DIRECTIONS FOR THIS TASK: Below are records; work out how many of their lines hold the string "taking" and give that number alone.

(Collected data)
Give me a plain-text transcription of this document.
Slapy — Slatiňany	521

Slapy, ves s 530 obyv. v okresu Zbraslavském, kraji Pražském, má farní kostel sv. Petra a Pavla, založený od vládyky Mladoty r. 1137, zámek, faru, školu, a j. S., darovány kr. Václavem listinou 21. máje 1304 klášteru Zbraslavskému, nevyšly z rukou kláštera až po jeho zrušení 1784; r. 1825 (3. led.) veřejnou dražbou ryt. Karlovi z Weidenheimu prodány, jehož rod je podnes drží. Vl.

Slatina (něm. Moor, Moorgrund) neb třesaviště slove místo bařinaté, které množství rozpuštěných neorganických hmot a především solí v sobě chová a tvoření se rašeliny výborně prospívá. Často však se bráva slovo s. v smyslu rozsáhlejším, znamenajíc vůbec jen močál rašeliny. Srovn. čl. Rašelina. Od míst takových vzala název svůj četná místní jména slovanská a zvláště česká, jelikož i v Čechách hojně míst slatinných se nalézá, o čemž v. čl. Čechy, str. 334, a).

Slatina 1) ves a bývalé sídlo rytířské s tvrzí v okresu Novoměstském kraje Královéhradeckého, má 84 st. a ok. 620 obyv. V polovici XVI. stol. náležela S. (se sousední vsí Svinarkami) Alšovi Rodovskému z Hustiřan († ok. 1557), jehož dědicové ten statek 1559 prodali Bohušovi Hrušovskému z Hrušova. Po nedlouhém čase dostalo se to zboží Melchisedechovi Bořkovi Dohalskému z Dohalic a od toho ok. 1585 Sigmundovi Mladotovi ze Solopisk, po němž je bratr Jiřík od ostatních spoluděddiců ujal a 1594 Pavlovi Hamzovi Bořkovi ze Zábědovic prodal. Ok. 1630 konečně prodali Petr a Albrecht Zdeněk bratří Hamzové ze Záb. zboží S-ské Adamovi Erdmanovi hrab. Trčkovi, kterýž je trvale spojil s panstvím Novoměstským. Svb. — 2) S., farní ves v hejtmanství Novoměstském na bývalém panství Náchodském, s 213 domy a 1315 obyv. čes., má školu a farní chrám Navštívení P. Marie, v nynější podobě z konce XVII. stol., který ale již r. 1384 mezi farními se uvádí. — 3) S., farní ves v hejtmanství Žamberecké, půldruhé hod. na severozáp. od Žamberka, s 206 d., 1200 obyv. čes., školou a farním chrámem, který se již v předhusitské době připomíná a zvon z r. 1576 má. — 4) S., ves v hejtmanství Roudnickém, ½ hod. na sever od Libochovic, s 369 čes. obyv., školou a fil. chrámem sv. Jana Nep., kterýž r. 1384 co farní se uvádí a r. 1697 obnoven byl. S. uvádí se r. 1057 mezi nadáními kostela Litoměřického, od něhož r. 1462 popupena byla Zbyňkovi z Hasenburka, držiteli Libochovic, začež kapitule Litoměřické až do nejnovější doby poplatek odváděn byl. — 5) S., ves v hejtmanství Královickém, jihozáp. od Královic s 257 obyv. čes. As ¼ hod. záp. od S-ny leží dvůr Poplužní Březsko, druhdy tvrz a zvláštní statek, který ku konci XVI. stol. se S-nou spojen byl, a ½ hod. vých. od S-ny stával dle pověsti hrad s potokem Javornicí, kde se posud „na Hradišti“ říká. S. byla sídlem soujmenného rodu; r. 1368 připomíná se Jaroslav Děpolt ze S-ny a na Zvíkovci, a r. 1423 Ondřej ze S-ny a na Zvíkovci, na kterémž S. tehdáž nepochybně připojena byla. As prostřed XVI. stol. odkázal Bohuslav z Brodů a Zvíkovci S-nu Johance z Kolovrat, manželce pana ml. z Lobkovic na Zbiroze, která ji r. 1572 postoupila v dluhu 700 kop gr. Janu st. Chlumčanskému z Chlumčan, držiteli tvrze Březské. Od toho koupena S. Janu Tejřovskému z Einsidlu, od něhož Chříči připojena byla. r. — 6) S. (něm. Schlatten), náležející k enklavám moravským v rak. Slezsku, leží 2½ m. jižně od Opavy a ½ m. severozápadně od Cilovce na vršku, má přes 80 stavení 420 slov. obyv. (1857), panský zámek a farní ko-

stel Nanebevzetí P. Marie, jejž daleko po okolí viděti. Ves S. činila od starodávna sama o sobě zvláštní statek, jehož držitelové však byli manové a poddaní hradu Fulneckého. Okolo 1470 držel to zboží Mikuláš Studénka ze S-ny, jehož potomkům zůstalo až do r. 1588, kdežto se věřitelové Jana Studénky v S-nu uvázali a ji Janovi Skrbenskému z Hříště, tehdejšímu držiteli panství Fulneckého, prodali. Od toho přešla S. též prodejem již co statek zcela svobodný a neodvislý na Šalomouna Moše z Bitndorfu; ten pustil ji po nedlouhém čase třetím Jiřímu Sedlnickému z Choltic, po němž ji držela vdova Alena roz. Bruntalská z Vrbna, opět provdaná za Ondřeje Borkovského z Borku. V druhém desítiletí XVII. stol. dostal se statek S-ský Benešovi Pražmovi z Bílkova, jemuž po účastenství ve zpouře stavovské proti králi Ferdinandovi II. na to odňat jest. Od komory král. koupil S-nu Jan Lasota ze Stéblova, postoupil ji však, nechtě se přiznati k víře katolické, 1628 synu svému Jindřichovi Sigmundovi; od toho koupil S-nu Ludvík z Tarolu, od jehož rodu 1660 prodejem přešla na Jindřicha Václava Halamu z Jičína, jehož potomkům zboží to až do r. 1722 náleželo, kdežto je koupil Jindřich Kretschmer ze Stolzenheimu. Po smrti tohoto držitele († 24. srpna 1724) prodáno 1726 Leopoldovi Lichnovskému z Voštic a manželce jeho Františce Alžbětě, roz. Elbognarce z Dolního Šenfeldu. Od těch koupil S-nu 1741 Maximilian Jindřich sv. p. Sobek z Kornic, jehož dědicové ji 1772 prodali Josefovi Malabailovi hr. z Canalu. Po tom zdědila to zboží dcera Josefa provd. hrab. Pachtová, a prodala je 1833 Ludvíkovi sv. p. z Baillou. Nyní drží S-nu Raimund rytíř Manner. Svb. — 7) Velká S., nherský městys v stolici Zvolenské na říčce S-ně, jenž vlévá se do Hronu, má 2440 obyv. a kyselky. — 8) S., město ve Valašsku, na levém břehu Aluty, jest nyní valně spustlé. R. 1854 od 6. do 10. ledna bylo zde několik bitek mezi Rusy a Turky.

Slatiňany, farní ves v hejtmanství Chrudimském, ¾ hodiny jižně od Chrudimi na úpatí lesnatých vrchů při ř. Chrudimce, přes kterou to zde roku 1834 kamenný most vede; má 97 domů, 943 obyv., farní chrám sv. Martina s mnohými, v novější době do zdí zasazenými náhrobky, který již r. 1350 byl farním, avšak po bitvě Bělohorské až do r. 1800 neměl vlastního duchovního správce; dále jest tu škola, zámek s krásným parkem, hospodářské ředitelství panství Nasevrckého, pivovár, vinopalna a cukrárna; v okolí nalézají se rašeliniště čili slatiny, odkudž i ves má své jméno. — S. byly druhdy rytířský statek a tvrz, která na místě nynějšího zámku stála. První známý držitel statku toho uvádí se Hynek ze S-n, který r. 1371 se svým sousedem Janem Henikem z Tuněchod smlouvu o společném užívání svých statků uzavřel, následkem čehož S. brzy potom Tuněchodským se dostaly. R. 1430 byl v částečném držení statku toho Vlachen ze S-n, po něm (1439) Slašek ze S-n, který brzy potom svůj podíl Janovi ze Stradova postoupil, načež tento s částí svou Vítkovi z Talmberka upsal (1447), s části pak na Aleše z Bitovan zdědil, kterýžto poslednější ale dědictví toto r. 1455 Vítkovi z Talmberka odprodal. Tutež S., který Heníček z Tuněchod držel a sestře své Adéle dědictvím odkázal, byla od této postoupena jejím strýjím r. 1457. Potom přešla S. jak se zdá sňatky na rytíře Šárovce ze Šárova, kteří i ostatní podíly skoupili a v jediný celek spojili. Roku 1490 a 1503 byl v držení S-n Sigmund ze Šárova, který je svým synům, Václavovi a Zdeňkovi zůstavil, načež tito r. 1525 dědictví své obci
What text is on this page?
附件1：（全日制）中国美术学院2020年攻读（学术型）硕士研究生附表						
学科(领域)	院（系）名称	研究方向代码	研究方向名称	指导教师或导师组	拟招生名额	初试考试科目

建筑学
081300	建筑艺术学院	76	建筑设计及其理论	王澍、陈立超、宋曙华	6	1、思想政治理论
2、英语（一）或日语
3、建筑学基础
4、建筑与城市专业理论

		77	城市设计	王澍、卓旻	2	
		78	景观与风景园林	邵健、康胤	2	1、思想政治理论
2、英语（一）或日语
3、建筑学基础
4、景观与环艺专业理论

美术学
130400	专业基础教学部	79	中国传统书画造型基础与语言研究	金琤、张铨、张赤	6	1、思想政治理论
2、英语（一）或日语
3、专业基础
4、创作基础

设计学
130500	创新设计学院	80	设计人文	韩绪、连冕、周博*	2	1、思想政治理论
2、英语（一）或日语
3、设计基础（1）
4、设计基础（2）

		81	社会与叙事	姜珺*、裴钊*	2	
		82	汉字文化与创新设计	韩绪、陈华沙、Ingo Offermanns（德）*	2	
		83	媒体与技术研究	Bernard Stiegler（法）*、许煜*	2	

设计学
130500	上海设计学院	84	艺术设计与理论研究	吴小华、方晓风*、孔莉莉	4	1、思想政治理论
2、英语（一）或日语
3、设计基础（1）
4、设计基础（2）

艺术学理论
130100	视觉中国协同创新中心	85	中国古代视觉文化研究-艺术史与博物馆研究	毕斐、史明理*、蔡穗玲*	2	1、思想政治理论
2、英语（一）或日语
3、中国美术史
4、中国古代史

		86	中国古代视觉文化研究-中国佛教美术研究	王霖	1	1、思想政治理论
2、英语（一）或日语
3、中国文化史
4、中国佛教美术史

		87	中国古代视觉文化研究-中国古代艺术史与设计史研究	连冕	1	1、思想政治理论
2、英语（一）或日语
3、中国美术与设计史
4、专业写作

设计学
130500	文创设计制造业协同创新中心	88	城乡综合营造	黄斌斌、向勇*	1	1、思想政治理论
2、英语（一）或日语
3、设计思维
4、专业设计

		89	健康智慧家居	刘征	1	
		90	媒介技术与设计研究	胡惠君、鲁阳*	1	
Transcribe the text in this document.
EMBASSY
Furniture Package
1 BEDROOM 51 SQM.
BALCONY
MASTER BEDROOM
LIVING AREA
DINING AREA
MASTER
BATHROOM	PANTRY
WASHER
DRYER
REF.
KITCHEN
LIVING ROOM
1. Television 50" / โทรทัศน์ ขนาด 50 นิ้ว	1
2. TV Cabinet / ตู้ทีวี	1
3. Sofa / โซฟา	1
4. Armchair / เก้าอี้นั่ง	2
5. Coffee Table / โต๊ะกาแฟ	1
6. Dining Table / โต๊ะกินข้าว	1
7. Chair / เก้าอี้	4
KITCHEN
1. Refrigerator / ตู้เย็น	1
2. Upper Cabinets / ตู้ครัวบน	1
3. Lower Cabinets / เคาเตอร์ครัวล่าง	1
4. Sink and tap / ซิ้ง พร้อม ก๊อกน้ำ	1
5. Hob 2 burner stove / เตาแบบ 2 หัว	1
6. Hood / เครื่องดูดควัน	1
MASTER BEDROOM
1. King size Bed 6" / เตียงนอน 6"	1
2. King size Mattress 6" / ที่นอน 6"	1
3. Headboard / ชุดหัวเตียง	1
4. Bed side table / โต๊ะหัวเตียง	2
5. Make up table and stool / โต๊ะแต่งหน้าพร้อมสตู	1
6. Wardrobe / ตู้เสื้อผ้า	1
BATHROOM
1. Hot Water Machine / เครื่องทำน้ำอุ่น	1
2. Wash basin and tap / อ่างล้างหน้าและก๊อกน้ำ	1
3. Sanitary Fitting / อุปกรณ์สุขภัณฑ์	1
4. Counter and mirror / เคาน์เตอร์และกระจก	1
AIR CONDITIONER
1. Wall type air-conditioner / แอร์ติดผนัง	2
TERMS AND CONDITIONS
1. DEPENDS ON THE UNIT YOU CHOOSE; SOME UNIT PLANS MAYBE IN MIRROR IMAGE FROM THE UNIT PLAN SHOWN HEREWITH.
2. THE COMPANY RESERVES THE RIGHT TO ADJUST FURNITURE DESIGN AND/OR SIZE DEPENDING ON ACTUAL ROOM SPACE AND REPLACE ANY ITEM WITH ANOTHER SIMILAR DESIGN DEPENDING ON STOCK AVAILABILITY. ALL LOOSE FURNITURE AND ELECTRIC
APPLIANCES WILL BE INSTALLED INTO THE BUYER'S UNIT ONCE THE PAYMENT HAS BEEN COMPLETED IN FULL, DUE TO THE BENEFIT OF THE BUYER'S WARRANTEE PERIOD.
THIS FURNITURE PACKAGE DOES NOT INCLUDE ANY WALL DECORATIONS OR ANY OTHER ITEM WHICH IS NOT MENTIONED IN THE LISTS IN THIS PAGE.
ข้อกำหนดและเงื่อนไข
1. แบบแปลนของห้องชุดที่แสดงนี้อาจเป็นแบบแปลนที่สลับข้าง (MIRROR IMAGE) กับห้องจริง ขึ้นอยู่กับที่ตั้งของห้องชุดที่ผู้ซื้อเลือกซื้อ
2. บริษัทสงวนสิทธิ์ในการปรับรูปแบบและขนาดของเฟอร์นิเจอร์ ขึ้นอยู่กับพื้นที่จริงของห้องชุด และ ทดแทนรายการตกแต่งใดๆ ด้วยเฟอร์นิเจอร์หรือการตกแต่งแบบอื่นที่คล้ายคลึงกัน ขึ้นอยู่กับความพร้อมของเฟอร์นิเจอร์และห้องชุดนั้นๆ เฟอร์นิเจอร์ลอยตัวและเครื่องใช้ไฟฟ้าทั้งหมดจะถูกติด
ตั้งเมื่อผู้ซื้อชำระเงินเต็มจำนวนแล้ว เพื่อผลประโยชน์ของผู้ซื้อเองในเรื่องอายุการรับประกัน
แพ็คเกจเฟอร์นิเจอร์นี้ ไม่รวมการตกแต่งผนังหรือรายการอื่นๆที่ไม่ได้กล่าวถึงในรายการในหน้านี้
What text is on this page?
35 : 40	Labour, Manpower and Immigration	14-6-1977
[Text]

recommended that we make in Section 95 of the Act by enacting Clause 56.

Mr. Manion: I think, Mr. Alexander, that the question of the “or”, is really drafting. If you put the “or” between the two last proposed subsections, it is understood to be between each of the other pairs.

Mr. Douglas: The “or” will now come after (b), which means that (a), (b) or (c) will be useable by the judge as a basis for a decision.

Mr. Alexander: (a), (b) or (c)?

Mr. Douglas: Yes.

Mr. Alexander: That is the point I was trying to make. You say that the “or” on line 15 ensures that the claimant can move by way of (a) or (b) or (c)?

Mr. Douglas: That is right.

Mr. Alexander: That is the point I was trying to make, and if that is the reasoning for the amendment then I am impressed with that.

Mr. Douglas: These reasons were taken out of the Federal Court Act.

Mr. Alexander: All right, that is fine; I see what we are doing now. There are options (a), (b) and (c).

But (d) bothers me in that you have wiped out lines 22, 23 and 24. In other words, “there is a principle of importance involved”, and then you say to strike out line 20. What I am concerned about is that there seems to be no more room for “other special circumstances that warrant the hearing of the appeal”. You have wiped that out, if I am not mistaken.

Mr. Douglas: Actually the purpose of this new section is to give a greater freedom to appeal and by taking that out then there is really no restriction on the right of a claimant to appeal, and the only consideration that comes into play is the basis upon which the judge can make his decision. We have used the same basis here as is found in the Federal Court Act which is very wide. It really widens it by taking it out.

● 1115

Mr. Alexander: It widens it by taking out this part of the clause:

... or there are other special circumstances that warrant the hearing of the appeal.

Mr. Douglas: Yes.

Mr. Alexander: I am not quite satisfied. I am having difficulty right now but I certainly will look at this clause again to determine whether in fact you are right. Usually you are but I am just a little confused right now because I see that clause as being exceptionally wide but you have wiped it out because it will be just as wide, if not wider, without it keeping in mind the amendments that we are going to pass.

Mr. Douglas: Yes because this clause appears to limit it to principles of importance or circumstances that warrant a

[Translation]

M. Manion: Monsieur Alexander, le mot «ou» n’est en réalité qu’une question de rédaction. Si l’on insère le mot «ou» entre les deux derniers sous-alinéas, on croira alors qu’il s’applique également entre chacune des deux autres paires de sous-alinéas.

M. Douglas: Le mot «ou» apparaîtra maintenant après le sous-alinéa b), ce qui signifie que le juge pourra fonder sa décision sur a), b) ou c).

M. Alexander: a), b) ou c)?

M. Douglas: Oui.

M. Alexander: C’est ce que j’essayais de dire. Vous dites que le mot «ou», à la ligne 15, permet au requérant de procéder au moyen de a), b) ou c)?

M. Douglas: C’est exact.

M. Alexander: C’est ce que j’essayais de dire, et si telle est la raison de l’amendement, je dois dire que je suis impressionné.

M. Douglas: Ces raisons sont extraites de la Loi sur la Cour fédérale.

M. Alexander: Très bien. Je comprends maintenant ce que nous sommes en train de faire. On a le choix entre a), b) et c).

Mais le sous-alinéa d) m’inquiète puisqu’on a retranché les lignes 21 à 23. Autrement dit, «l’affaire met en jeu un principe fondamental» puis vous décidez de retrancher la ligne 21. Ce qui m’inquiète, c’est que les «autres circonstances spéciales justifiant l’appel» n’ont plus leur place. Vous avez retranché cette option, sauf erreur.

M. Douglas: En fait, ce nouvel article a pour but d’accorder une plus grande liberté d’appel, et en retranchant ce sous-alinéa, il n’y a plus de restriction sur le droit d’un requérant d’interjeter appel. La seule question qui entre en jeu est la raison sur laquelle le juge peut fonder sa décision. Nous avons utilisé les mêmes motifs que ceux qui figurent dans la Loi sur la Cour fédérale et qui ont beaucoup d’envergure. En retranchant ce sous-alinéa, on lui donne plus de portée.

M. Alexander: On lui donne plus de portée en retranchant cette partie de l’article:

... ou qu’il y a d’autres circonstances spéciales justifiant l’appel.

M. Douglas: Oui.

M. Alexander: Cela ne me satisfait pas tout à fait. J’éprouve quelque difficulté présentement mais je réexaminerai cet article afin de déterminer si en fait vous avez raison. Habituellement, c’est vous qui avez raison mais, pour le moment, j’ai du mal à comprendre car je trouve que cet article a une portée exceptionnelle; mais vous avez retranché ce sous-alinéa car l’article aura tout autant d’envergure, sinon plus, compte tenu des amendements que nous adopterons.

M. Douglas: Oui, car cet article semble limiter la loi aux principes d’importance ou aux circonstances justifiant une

SOLUTION TO THE PROBLEM: 2